AIM OF THE TASK:
Pictures do not belong in the copy, so please give every entry below again exactly.

PROVIDED ENTRIES:
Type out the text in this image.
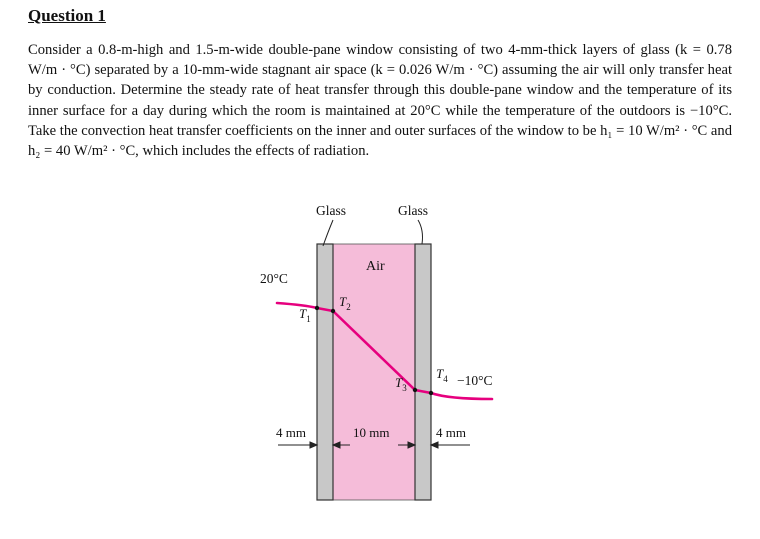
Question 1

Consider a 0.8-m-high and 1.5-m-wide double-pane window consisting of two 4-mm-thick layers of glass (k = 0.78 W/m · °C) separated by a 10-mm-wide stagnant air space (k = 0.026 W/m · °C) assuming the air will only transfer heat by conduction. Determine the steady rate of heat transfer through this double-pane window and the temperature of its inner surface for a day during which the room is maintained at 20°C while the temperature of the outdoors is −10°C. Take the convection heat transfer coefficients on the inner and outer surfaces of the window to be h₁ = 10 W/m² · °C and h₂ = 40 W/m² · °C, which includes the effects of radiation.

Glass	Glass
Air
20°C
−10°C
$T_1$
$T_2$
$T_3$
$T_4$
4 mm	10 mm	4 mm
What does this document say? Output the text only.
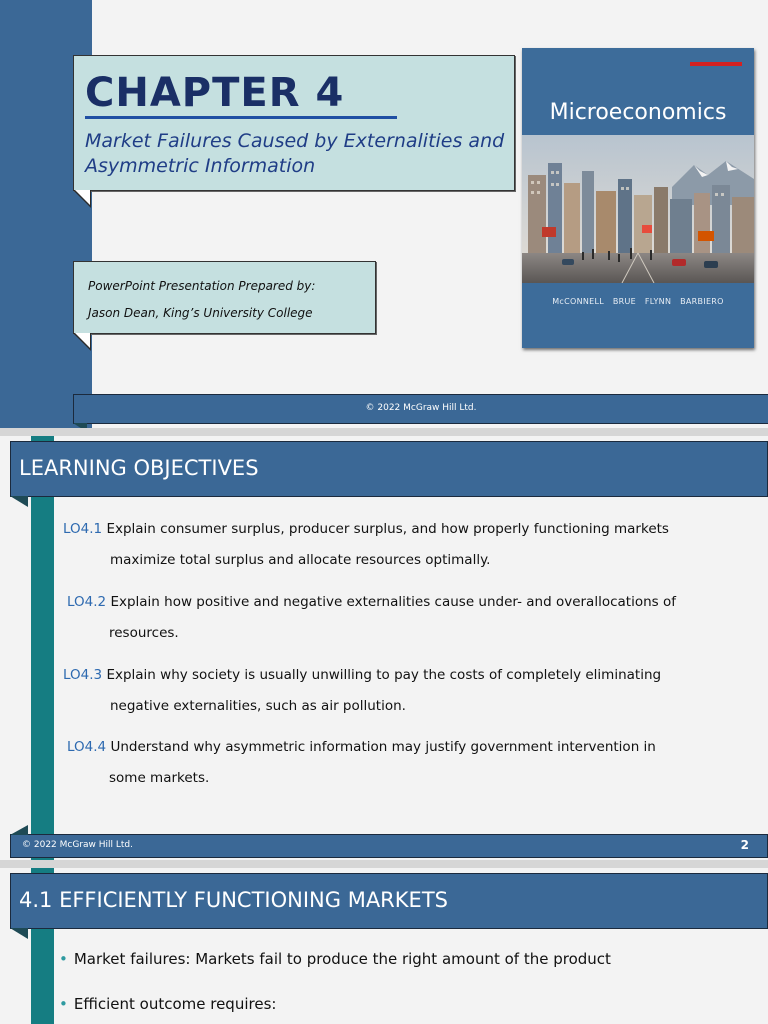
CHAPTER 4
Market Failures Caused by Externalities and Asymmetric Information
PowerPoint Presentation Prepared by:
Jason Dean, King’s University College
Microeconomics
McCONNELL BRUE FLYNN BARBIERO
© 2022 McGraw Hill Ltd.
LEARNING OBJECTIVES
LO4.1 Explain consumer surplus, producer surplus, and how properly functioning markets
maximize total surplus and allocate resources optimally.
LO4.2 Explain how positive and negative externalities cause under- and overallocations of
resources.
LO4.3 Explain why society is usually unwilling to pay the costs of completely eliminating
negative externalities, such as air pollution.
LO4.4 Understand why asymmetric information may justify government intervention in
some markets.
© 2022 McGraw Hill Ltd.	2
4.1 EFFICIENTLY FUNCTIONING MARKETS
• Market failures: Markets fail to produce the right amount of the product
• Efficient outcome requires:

IN RESPONSE:
Type out the text in this image.
Question 1

Consider a 0.8-m-high and 1.5-m-wide double-pane window consisting of two 4-mm-thick layers of glass (k = 0.78 W/m · °C) separated by a 10-mm-wide stagnant air space (k = 0.026 W/m · °C) assuming the air will only transfer heat by conduction. Determine the steady rate of heat transfer through this double-pane window and the temperature of its inner surface for a day during which the room is maintained at 20°C while the temperature of the outdoors is −10°C. Take the convection heat transfer coefficients on the inner and outer surfaces of the window to be h₁ = 10 W/m² · °C and h₂ = 40 W/m² · °C, which includes the effects of radiation.

Glass	Glass
Air
20°C
−10°C
$T_1$
$T_2$
$T_3$
$T_4$
4 mm	10 mm	4 mm
What does this document say? Output the text only.
CHAPTER 4
Market Failures Caused by Externalities and Asymmetric Information
PowerPoint Presentation Prepared by:
Jason Dean, King’s University College
Microeconomics
McCONNELL BRUE FLYNN BARBIERO
© 2022 McGraw Hill Ltd.
LEARNING OBJECTIVES
LO4.1 Explain consumer surplus, producer surplus, and how properly functioning markets
maximize total surplus and allocate resources optimally.
LO4.2 Explain how positive and negative externalities cause under- and overallocations of
resources.
LO4.3 Explain why society is usually unwilling to pay the costs of completely eliminating
negative externalities, such as air pollution.
LO4.4 Understand why asymmetric information may justify government intervention in
some markets.
© 2022 McGraw Hill Ltd.	2
4.1 EFFICIENTLY FUNCTIONING MARKETS
• Market failures: Markets fail to produce the right amount of the product
• Efficient outcome requires:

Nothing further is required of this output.